>> start INFORMATION GIVEN
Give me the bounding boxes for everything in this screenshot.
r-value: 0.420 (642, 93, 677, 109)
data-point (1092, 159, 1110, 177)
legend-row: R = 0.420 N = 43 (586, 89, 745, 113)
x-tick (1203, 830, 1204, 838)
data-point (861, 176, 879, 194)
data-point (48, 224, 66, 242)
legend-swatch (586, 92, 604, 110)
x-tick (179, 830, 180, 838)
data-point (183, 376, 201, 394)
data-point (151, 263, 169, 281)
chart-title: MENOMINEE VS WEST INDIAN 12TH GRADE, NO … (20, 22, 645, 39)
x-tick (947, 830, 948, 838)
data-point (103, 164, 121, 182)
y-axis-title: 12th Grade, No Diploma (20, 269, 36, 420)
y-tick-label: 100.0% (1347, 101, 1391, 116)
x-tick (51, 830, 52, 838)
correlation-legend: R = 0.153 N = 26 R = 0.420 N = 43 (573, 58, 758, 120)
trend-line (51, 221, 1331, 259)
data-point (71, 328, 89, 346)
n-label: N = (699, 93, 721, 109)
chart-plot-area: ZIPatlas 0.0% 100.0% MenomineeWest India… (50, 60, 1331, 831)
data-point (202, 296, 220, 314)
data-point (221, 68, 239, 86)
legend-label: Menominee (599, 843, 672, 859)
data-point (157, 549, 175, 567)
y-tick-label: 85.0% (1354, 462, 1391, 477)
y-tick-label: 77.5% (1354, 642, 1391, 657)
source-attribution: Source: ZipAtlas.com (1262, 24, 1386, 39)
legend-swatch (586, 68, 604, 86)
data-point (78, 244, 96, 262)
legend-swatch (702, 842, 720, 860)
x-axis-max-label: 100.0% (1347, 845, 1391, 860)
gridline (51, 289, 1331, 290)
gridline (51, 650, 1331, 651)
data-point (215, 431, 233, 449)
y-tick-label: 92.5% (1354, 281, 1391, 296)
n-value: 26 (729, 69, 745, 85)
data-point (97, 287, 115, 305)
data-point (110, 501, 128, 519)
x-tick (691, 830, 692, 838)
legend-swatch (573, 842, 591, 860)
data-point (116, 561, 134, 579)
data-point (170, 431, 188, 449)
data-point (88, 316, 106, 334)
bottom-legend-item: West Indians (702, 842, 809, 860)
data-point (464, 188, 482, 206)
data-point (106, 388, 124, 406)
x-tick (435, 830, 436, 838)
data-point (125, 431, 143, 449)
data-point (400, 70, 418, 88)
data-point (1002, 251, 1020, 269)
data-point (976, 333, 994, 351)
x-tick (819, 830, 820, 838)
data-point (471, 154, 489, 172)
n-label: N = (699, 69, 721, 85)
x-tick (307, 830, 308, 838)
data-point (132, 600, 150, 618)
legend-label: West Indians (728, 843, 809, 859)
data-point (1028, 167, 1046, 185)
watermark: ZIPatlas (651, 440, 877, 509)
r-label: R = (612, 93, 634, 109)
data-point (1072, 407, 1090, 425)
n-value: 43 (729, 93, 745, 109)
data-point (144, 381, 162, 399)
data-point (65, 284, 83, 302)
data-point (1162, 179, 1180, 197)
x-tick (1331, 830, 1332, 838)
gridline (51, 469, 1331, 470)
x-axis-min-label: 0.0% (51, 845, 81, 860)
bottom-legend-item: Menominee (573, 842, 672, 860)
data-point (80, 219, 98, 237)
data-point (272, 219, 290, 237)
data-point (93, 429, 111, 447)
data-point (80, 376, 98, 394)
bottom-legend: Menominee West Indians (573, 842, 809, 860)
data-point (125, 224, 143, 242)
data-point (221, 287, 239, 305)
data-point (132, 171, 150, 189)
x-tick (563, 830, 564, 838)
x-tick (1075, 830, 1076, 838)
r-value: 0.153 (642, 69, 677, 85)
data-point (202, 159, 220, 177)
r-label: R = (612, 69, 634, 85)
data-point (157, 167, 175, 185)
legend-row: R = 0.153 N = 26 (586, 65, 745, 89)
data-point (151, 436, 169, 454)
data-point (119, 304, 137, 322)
>> end INFORMATION GIVEN
Copy out the lines verbatim, starting at the first line and ending at the line that contains "n-label: N = (699, 93, 721, 109)", with both of these lines included.

Give me the bounding boxes for everything in this screenshot.
r-value: 0.420 (642, 93, 677, 109)
data-point (1092, 159, 1110, 177)
legend-row: R = 0.420 N = 43 (586, 89, 745, 113)
x-tick (1203, 830, 1204, 838)
data-point (861, 176, 879, 194)
data-point (48, 224, 66, 242)
legend-swatch (586, 92, 604, 110)
x-tick (179, 830, 180, 838)
data-point (183, 376, 201, 394)
data-point (151, 263, 169, 281)
chart-title: MENOMINEE VS WEST INDIAN 12TH GRADE, NO … (20, 22, 645, 39)
x-tick (947, 830, 948, 838)
data-point (103, 164, 121, 182)
y-axis-title: 12th Grade, No Diploma (20, 269, 36, 420)
y-tick-label: 100.0% (1347, 101, 1391, 116)
x-tick (51, 830, 52, 838)
correlation-legend: R = 0.153 N = 26 R = 0.420 N = 43 (573, 58, 758, 120)
trend-line (51, 221, 1331, 259)
data-point (71, 328, 89, 346)
n-label: N = (699, 93, 721, 109)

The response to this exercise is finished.